» Goal: Pull out every line in the data that has the string "chevron" in it.

» Stored items from a collection:

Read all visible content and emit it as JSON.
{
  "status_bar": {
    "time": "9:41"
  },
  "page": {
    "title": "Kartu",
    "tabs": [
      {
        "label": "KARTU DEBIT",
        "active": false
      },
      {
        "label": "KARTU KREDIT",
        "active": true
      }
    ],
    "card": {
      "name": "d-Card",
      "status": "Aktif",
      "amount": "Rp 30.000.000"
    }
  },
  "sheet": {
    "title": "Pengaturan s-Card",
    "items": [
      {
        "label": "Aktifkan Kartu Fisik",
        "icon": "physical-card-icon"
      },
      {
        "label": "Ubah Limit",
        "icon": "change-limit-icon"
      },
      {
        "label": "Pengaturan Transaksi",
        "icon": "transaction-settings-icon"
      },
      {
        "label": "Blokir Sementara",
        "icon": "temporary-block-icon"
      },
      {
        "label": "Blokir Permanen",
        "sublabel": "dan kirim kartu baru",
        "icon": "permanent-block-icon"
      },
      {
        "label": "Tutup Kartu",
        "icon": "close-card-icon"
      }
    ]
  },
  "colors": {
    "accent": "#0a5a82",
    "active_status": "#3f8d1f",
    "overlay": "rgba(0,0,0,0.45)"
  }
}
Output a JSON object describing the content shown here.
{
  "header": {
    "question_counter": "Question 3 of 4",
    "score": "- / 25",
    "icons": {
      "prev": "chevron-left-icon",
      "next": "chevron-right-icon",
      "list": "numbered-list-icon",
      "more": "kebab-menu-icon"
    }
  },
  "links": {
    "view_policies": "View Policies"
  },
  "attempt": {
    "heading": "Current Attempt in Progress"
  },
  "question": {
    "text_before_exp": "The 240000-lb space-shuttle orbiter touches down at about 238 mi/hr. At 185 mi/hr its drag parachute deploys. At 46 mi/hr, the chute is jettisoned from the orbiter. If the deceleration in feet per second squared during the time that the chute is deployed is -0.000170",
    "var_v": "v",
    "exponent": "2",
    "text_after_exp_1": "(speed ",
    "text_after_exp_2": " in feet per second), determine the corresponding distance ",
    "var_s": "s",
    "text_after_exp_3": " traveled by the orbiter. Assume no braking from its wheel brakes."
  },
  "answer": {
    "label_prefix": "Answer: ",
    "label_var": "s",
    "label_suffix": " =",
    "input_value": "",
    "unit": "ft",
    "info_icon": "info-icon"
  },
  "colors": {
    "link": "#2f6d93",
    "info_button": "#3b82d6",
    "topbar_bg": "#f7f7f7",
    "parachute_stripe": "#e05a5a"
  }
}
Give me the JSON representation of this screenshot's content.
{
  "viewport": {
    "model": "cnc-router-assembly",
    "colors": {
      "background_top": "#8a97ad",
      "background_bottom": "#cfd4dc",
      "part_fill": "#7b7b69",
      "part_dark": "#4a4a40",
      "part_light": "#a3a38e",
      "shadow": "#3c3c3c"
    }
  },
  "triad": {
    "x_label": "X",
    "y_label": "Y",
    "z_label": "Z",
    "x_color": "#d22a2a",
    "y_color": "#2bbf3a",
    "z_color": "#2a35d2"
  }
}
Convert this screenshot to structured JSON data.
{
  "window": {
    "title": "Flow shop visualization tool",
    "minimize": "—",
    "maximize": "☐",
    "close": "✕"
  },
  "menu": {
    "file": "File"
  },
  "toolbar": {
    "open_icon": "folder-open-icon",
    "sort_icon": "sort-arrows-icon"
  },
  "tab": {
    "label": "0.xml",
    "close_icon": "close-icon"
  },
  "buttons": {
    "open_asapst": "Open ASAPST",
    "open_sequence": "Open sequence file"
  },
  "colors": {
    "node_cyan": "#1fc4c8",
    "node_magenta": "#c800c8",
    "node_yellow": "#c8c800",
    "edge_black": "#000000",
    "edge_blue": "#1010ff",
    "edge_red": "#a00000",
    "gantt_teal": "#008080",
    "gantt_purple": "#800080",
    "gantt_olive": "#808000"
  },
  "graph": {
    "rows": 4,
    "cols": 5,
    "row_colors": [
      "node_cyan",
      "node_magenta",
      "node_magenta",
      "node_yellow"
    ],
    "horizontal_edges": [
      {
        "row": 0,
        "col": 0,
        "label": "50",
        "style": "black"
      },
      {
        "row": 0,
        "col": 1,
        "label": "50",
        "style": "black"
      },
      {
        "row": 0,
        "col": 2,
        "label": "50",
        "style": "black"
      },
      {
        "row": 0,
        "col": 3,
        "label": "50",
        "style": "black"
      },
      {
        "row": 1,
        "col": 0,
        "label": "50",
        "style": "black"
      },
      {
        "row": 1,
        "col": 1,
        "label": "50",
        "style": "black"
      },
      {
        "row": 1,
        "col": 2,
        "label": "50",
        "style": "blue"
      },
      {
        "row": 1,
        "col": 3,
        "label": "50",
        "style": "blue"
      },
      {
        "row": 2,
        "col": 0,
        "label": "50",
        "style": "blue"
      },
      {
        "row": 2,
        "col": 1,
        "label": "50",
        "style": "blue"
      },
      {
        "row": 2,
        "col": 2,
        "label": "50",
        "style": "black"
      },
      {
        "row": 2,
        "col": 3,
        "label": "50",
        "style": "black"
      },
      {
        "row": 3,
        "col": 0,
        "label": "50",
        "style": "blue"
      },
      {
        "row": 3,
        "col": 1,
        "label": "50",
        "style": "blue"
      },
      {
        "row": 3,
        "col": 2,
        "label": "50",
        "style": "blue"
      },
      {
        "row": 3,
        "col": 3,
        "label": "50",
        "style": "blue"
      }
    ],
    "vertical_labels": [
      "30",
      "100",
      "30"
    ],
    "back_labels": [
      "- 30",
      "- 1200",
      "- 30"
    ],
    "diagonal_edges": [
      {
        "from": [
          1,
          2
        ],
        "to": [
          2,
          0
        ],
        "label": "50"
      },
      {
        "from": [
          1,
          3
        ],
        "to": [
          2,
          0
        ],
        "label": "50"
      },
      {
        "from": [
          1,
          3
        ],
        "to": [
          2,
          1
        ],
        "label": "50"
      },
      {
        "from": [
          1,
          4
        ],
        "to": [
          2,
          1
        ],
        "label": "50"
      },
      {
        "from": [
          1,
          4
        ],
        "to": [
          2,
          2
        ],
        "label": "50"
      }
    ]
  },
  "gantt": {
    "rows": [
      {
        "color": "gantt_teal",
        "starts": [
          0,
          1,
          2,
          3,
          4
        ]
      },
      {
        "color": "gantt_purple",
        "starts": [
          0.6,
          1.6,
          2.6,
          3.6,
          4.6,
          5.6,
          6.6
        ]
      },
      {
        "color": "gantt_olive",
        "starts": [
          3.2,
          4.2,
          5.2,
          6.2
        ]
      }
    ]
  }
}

» Exercise solution:
      "prev": "chevron-left-icon",
      "next": "chevron-right-icon",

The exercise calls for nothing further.